| Exercise objective |
Print the entire listing. Each line must match the original exactly.

| Recorded information |

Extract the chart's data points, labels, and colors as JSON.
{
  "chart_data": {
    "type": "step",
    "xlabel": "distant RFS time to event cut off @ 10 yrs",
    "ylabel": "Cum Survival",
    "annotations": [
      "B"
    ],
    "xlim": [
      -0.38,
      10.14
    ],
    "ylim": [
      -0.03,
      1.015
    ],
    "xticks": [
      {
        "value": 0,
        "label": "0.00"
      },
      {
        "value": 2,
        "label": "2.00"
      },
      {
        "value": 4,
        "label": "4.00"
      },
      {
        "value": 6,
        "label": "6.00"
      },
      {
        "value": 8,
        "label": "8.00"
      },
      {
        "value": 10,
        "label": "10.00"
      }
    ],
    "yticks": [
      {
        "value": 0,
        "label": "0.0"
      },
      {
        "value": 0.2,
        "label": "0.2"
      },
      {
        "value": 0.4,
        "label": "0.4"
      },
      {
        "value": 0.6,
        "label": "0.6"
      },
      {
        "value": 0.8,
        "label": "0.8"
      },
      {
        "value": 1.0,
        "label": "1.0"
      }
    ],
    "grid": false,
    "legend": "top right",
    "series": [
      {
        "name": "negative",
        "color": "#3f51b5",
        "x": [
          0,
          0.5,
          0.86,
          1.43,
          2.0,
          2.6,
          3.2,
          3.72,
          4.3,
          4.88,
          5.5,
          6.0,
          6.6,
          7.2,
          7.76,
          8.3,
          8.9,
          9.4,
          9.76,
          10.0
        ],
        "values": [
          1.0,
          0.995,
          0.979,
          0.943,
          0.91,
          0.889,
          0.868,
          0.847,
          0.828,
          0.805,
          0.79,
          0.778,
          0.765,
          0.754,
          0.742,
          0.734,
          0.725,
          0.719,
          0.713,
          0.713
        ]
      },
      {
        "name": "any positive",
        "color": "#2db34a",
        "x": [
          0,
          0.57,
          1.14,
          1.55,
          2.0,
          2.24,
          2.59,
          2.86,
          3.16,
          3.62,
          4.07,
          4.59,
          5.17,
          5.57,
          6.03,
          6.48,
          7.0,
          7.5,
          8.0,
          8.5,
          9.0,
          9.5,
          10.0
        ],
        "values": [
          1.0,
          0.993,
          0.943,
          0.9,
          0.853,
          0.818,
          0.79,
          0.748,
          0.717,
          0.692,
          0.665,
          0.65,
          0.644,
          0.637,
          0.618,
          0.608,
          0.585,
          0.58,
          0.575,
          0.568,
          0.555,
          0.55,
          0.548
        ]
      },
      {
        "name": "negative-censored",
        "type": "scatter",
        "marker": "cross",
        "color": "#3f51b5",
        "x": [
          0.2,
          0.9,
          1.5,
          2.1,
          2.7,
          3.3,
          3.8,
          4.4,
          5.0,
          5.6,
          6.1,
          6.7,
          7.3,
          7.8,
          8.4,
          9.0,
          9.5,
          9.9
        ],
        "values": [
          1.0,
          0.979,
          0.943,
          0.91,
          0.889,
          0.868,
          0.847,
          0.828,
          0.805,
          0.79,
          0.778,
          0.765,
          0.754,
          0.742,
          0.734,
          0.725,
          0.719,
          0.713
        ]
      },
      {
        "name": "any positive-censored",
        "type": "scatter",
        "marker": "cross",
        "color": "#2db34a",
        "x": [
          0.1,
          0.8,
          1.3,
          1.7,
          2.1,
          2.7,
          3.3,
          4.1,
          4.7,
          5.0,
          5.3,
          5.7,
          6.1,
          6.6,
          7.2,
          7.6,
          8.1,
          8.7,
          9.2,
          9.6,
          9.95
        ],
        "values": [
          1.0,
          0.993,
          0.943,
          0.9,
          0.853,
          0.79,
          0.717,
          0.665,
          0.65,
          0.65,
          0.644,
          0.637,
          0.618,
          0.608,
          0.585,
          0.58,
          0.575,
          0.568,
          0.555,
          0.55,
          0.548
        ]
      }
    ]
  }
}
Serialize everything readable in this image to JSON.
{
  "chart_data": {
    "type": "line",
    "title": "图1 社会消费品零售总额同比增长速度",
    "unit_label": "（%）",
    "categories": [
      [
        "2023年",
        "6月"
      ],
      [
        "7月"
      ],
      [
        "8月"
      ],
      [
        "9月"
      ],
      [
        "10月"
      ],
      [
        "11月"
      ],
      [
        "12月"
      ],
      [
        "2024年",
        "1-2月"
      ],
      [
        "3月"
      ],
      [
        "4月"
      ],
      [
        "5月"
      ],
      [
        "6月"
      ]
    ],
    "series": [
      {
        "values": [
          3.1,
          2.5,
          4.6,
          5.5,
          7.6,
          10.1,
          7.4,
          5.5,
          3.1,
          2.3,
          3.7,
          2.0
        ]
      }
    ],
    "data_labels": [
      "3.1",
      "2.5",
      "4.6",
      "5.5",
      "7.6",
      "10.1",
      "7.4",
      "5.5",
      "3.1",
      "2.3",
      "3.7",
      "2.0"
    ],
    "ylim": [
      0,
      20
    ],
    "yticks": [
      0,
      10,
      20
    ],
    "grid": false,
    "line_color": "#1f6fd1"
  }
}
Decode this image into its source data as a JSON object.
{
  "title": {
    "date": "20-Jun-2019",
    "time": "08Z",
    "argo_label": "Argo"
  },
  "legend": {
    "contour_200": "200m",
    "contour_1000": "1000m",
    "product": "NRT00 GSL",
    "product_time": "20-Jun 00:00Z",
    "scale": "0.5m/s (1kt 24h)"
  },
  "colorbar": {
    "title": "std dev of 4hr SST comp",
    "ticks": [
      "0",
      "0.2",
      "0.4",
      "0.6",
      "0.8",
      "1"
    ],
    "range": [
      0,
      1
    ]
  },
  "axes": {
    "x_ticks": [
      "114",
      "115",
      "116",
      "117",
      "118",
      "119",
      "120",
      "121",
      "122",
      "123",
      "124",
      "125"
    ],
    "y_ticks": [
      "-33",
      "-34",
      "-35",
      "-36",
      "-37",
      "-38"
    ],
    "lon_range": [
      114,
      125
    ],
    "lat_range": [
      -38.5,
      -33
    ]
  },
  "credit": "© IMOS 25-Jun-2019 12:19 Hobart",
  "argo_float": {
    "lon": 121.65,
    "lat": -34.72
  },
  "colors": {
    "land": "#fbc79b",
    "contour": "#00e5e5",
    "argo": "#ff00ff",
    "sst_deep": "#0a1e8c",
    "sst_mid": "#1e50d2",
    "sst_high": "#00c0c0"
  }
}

| Exercise solution |
Extract the chart's data points, labels, and colors as JSON.
{
  "chart_data": {
    "type": "step",
    "xlabel": "distant RFS time to event cut off @ 10 yrs",
    "ylabel": "Cum Survival",
    "annotations": [
      "B"
    ],
    "xlim": [
      -0.38,
      10.14
    ],
    "ylim": [
      -0.03,
      1.015
    ],
    "xticks": [
      {
        "value": 0,
        "label": "0.00"
      },
      {
        "value": 2,
        "label": "2.00"
      },
      {
        "value": 4,
        "label": "4.00"
      },
      {
        "value": 6,
        "label": "6.00"
      },
      {
        "value": 8,
        "label": "8.00"
      },
      {
        "value": 10,
        "label": "10.00"
      }
    ],
    "yticks": [
      {
        "value": 0,
        "label": "0.0"
      },
      {
        "value": 0.2,
        "label": "0.2"
      },
      {
        "value": 0.4,
        "label": "0.4"
      },
      {
        "value": 0.6,
        "label": "0.6"
      },
      {
        "value": 0.8,
        "label": "0.8"
      },
      {
        "value": 1.0,
        "label": "1.0"
      }
    ],
    "grid": false,
    "legend": "top right",
    "series": [
      {
        "name": "negative",
        "color": "#3f51b5",
        "x": [
          0,
          0.5,
          0.86,
          1.43,
          2.0,
          2.6,
          3.2,
          3.72,
          4.3,
          4.88,
          5.5,
          6.0,
          6.6,
          7.2,
          7.76,
          8.3,
          8.9,
          9.4,
          9.76,
          10.0
        ],
        "values": [
          1.0,
          0.995,
          0.979,
          0.943,
          0.91,
          0.889,
          0.868,
          0.847,
          0.828,
          0.805,
          0.79,
          0.778,
          0.765,
          0.754,
          0.742,
          0.734,
          0.725,
          0.719,
          0.713,
          0.713
        ]
      },
      {
        "name": "any positive",
        "color": "#2db34a",
        "x": [
          0,
          0.57,
          1.14,
          1.55,
          2.0,
          2.24,
          2.59,
          2.86,
          3.16,
          3.62,
          4.07,
          4.59,
          5.17,
          5.57,
          6.03,
          6.48,
          7.0,
          7.5,
          8.0,
          8.5,
          9.0,
          9.5,
          10.0
        ],
        "values": [
          1.0,
          0.993,
          0.943,
          0.9,
          0.853,
          0.818,
          0.79,
          0.748,
          0.717,
          0.692,
          0.665,
          0.65,
          0.644,
          0.637,
          0.618,
          0.608,
          0.585,
          0.58,
          0.575,
          0.568,
          0.555,
          0.55,
          0.548
        ]
      },
      {
        "name": "negative-censored",
        "type": "scatter",
        "marker": "cross",
        "color": "#3f51b5",
        "x": [
          0.2,
          0.9,
          1.5,
          2.1,
          2.7,
          3.3,
          3.8,
          4.4,
          5.0,
          5.6,
          6.1,
          6.7,
          7.3,
          7.8,
          8.4,
          9.0,
          9.5,
          9.9
        ],
        "values": [
          1.0,
          0.979,
          0.943,
          0.91,
          0.889,
          0.868,
          0.847,
          0.828,
          0.805,
          0.79,
          0.778,
          0.765,
          0.754,
          0.742,
          0.734,
          0.725,
          0.719,
          0.713
        ]
      },
      {
        "name": "any positive-censored",
        "type": "scatter",
        "marker": "cross",
        "color": "#2db34a",
        "x": [
          0.1,
          0.8,
          1.3,
          1.7,
          2.1,
          2.7,
          3.3,
          4.1,
          4.7,
          5.0,
          5.3,
          5.7,
          6.1,
          6.6,
          7.2,
          7.6,
          8.1,
          8.7,
          9.2,
          9.6,
          9.95
        ],
        "values": [
          1.0,
          0.993,
          0.943,
          0.9,
          0.853,
          0.79,
          0.717,
          0.665,
          0.65,
          0.65,
          0.644,
          0.637,
          0.618,
          0.608,
          0.585,
          0.58,
          0.575,
          0.568,
          0.555,
          0.55,
          0.548
        ]
      }
    ]
  }
}
Serialize everything readable in this image to JSON.
{
  "chart_data": {
    "type": "line",
    "title": "图1 社会消费品零售总额同比增长速度",
    "unit_label": "（%）",
    "categories": [
      [
        "2023年",
        "6月"
      ],
      [
        "7月"
      ],
      [
        "8月"
      ],
      [
        "9月"
      ],
      [
        "10月"
      ],
      [
        "11月"
      ],
      [
        "12月"
      ],
      [
        "2024年",
        "1-2月"
      ],
      [
        "3月"
      ],
      [
        "4月"
      ],
      [
        "5月"
      ],
      [
        "6月"
      ]
    ],
    "series": [
      {
        "values": [
          3.1,
          2.5,
          4.6,
          5.5,
          7.6,
          10.1,
          7.4,
          5.5,
          3.1,
          2.3,
          3.7,
          2.0
        ]
      }
    ],
    "data_labels": [
      "3.1",
      "2.5",
      "4.6",
      "5.5",
      "7.6",
      "10.1",
      "7.4",
      "5.5",
      "3.1",
      "2.3",
      "3.7",
      "2.0"
    ],
    "ylim": [
      0,
      20
    ],
    "yticks": [
      0,
      10,
      20
    ],
    "grid": false,
    "line_color": "#1f6fd1"
  }
}
Decode this image into its source data as a JSON object.
{
  "title": {
    "date": "20-Jun-2019",
    "time": "08Z",
    "argo_label": "Argo"
  },
  "legend": {
    "contour_200": "200m",
    "contour_1000": "1000m",
    "product": "NRT00 GSL",
    "product_time": "20-Jun 00:00Z",
    "scale": "0.5m/s (1kt 24h)"
  },
  "colorbar": {
    "title": "std dev of 4hr SST comp",
    "ticks": [
      "0",
      "0.2",
      "0.4",
      "0.6",
      "0.8",
      "1"
    ],
    "range": [
      0,
      1
    ]
  },
  "axes": {
    "x_ticks": [
      "114",
      "115",
      "116",
      "117",
      "118",
      "119",
      "120",
      "121",
      "122",
      "123",
      "124",
      "125"
    ],
    "y_ticks": [
      "-33",
      "-34",
      "-35",
      "-36",
      "-37",
      "-38"
    ],
    "lon_range": [
      114,
      125
    ],
    "lat_range": [
      -38.5,
      -33
    ]
  },
  "credit": "© IMOS 25-Jun-2019 12:19 Hobart",
  "argo_float": {
    "lon": 121.65,
    "lat": -34.72
  },
  "colors": {
    "land": "#fbc79b",
    "contour": "#00e5e5",
    "argo": "#ff00ff",
    "sst_deep": "#0a1e8c",
    "sst_mid": "#1e50d2",
    "sst_high": "#00c0c0"
  }
}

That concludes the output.